↓
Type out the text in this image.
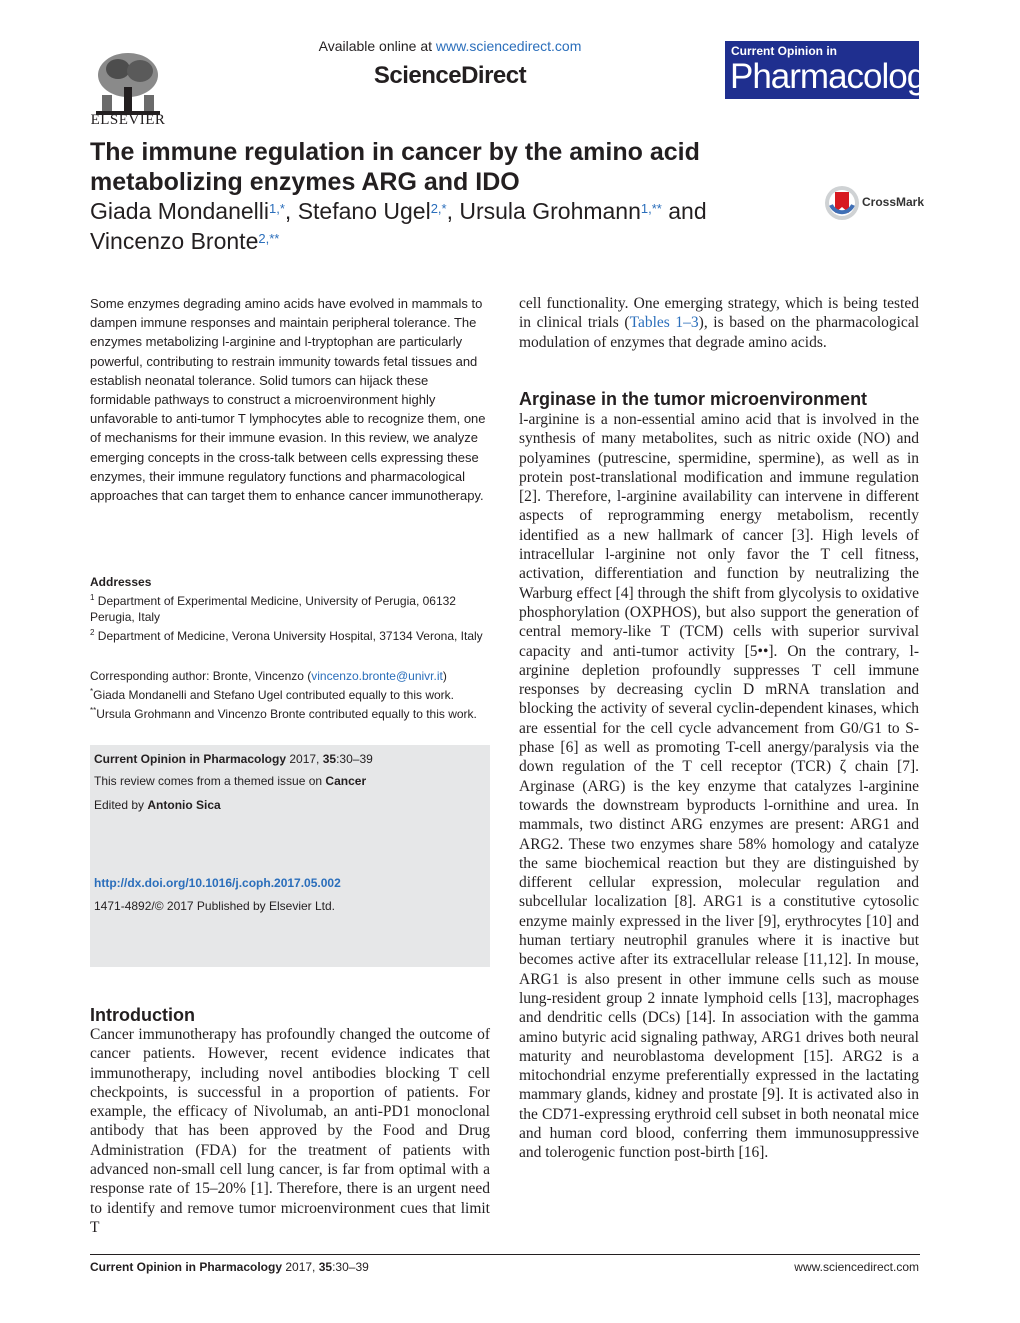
ELSEVIER
Available online at www.sciencedirect.com
ScienceDirect
Current Opinion in
Pharmacology
The immune regulation in cancer by the amino acid metabolizing enzymes ARG and IDO
Giada Mondanelli$^{1,*}$, Stefano Ugel$^{2,*}$, Ursula Grohmann$^{1,**}$ and
Vincenzo Bronte$^{2,**}$
CrossMark
Some enzymes degrading amino acids have evolved in mammals to dampen immune responses and maintain peripheral tolerance. The enzymes metabolizing l-arginine and l-tryptophan are particularly powerful, contributing to restrain immunity towards fetal tissues and establish neonatal tolerance. Solid tumors can hijack these formidable pathways to construct a microenvironment highly unfavorable to anti-tumor T lymphocytes able to recognize them, one of mechanisms for their immune evasion. In this review, we analyze emerging concepts in the cross-talk between cells expressing these enzymes, their immune regulatory functions and pharmacological approaches that can target them to enhance cancer immunotherapy.
Addresses
$^1$ Department of Experimental Medicine, University of Perugia, 06132 Perugia, Italy
$^2$ Department of Medicine, Verona University Hospital, 37134 Verona, Italy
Corresponding author: Bronte, Vincenzo (vincenzo.bronte@univr.it)
*Giada Mondanelli and Stefano Ugel contributed equally to this work.
**Ursula Grohmann and Vincenzo Bronte contributed equally to this work.
Current Opinion in Pharmacology 2017, 35:30–39
This review comes from a themed issue on Cancer
Edited by Antonio Sica
http://dx.doi.org/10.1016/j.coph.2017.05.002
1471-4892/© 2017 Published by Elsevier Ltd.
Introduction
Cancer immunotherapy has profoundly changed the outcome of cancer patients. However, recent evidence indicates that immunotherapy, including novel antibodies blocking T cell checkpoints, is successful in a proportion of patients. For example, the efficacy of Nivolumab, an anti-PD1 monoclonal antibody that has been approved by the Food and Drug Administration (FDA) for the treatment of patients with advanced non-small cell lung cancer, is far from optimal with a response rate of 15–20% [1]. Therefore, there is an urgent need to identify and remove tumor microenvironment cues that limit T
cell functionality. One emerging strategy, which is being tested in clinical trials (Tables 1–3), is based on the pharmacological modulation of enzymes that degrade amino acids.
Arginase in the tumor microenvironment
l-arginine is a non-essential amino acid that is involved in the synthesis of many metabolites, such as nitric oxide (NO) and polyamines (putrescine, spermidine, spermine), as well as in protein post-translational modification and immune regulation [2]. Therefore, l-arginine availability can intervene in different aspects of reprogramming energy metabolism, recently identified as a new hallmark of cancer [3]. High levels of intracellular l-arginine not only favor the T cell fitness, activation, differentiation and function by neutralizing the Warburg effect [4] through the shift from glycolysis to oxidative phosphorylation (OXPHOS), but also support the generation of central memory-like T (TCM) cells with superior survival capacity and anti-tumor activity [5••]. On the contrary, l-arginine depletion profoundly suppresses T cell immune responses by decreasing cyclin D mRNA translation and blocking the activity of several cyclin-dependent kinases, which are essential for the cell cycle advancement from G0/G1 to S-phase [6] as well as promoting T-cell anergy/paralysis via the down regulation of the T cell receptor (TCR) ζ chain [7]. Arginase (ARG) is the key enzyme that catalyzes l-arginine towards the downstream byproducts l-ornithine and urea. In mammals, two distinct ARG enzymes are present: ARG1 and ARG2. These two enzymes share 58% homology and catalyze the same biochemical reaction but they are distinguished by different cellular expression, molecular regulation and subcellular localization [8]. ARG1 is a constitutive cytosolic enzyme mainly expressed in the liver [9], erythrocytes [10] and human tertiary neutrophil granules where it is inactive but becomes active after its extracellular release [11,12]. In mouse, ARG1 is also present in other immune cells such as mouse lung-resident group 2 innate lymphoid cells [13], macrophages and dendritic cells (DCs) [14]. In association with the gamma amino butyric acid signaling pathway, ARG1 drives both neural maturity and neuroblastoma development [15]. ARG2 is a mitochondrial enzyme preferentially expressed in the lactating mammary glands, kidney and prostate [9]. It is activated also in the CD71-expressing erythroid cell subset in both neonatal mice and human cord blood, conferring them immunosuppressive and tolerogenic function post-birth [16].
Current Opinion in Pharmacology 2017, 35:30–39	www.sciencedirect.com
↑
Tell how many lines in the records above contain "Department", giving the number and no other words.

2